* Challenge
Copy out each line below that has the word "Suelo" in it.

* Dataset extract

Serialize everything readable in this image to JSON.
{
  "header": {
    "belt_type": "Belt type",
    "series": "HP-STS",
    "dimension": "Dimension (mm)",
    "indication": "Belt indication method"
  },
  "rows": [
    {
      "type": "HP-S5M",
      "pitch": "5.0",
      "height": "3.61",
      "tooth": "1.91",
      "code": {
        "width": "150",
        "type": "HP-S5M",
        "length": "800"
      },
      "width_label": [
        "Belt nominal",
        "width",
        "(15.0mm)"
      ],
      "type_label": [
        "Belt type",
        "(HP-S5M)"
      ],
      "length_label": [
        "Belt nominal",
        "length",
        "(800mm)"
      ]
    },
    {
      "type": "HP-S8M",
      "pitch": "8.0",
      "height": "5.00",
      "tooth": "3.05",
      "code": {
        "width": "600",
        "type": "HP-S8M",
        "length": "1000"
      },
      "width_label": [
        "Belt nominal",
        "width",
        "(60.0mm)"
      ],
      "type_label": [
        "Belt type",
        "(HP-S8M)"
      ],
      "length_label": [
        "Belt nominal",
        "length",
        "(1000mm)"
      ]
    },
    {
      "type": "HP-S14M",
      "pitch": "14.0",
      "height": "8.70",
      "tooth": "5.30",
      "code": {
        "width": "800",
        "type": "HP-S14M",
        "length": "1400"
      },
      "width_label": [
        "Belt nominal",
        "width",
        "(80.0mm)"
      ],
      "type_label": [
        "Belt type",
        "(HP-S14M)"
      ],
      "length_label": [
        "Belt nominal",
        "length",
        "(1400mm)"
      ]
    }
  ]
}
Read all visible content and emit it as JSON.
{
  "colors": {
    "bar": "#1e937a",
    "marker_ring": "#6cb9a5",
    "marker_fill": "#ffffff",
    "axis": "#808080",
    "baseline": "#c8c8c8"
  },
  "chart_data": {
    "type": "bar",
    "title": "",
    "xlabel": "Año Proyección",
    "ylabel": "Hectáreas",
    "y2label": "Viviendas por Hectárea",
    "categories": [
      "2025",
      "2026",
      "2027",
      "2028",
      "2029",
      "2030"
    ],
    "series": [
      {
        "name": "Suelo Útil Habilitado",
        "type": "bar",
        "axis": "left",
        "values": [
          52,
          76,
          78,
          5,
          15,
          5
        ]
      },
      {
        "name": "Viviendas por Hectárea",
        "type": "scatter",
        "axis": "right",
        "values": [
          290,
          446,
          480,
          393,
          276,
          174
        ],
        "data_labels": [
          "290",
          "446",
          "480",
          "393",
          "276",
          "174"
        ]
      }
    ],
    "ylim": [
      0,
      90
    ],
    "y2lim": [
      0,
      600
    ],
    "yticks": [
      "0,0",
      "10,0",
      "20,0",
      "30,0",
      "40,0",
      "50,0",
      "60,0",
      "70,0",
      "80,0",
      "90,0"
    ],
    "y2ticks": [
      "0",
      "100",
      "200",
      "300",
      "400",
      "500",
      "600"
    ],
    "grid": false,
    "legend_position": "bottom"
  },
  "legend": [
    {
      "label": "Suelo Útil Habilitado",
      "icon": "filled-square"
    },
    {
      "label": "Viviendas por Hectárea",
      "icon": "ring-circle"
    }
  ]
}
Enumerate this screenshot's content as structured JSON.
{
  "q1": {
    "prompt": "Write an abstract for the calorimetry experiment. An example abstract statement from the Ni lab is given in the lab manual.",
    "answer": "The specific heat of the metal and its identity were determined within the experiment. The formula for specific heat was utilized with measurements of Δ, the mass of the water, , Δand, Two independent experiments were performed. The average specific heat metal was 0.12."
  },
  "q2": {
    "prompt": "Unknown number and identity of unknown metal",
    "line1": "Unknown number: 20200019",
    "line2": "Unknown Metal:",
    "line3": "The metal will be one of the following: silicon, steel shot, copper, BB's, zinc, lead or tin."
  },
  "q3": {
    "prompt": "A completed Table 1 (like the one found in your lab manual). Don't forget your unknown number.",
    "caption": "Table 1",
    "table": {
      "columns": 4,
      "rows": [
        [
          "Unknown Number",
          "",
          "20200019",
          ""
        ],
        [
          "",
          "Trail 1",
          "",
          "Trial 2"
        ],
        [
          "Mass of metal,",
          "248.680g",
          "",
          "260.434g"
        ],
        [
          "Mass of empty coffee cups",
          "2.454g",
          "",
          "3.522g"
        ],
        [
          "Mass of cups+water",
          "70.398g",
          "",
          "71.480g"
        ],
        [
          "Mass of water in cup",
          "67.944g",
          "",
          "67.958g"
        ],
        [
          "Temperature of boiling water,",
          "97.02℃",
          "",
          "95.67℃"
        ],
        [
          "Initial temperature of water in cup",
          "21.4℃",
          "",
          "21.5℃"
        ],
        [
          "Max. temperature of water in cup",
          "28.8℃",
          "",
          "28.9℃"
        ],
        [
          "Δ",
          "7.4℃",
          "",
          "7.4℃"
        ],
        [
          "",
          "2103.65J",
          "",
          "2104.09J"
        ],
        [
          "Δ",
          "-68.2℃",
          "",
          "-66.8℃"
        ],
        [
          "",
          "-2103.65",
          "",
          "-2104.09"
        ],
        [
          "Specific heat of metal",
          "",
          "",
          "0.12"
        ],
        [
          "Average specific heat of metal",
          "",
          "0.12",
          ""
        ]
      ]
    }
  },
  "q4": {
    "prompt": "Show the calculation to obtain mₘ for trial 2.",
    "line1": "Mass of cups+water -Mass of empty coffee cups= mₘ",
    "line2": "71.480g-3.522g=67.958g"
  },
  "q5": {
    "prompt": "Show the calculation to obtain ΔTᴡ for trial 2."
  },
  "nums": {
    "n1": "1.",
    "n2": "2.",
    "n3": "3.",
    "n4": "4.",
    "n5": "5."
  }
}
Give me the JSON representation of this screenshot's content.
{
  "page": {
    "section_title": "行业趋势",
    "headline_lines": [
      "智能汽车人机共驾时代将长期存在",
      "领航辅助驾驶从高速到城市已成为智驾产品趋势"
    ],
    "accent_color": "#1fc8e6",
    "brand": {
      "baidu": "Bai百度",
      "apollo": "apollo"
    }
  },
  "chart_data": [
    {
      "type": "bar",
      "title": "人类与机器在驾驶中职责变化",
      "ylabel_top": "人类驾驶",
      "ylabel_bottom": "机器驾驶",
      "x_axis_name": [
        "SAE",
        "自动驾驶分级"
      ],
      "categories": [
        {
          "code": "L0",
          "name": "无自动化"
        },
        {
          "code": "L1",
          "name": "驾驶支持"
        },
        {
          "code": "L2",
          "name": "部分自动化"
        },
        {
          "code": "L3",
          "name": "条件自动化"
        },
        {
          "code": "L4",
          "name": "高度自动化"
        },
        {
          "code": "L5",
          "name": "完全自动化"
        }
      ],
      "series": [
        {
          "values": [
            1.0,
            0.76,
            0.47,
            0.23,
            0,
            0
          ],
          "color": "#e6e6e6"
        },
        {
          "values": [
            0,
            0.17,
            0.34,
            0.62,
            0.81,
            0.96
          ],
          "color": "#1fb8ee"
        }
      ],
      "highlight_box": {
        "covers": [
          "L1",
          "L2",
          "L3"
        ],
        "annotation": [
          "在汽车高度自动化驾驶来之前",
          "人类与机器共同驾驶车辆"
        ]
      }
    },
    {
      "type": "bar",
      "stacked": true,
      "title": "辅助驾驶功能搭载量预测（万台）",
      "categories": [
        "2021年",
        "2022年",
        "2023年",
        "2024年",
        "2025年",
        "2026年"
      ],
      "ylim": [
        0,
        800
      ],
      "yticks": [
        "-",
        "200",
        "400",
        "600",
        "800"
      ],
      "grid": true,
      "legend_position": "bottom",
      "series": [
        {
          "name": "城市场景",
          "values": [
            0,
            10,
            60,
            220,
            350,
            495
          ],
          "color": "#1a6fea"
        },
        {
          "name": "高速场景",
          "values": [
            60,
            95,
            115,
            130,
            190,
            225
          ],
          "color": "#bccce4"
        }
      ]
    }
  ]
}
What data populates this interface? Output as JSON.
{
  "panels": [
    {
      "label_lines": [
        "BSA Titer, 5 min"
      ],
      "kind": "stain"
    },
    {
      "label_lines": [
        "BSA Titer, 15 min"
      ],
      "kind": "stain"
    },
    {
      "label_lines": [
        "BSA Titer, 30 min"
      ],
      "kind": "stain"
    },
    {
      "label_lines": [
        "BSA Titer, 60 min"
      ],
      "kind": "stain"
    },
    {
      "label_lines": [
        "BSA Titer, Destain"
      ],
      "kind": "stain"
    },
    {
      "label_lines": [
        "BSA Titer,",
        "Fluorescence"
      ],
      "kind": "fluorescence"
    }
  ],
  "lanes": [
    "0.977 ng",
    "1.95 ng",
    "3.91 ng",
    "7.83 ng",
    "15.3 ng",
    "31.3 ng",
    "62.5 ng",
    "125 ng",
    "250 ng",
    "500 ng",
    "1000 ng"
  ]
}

* Answer for the task
        "name": "Suelo Útil Habilitado",
      "label": "Suelo Útil Habilitado",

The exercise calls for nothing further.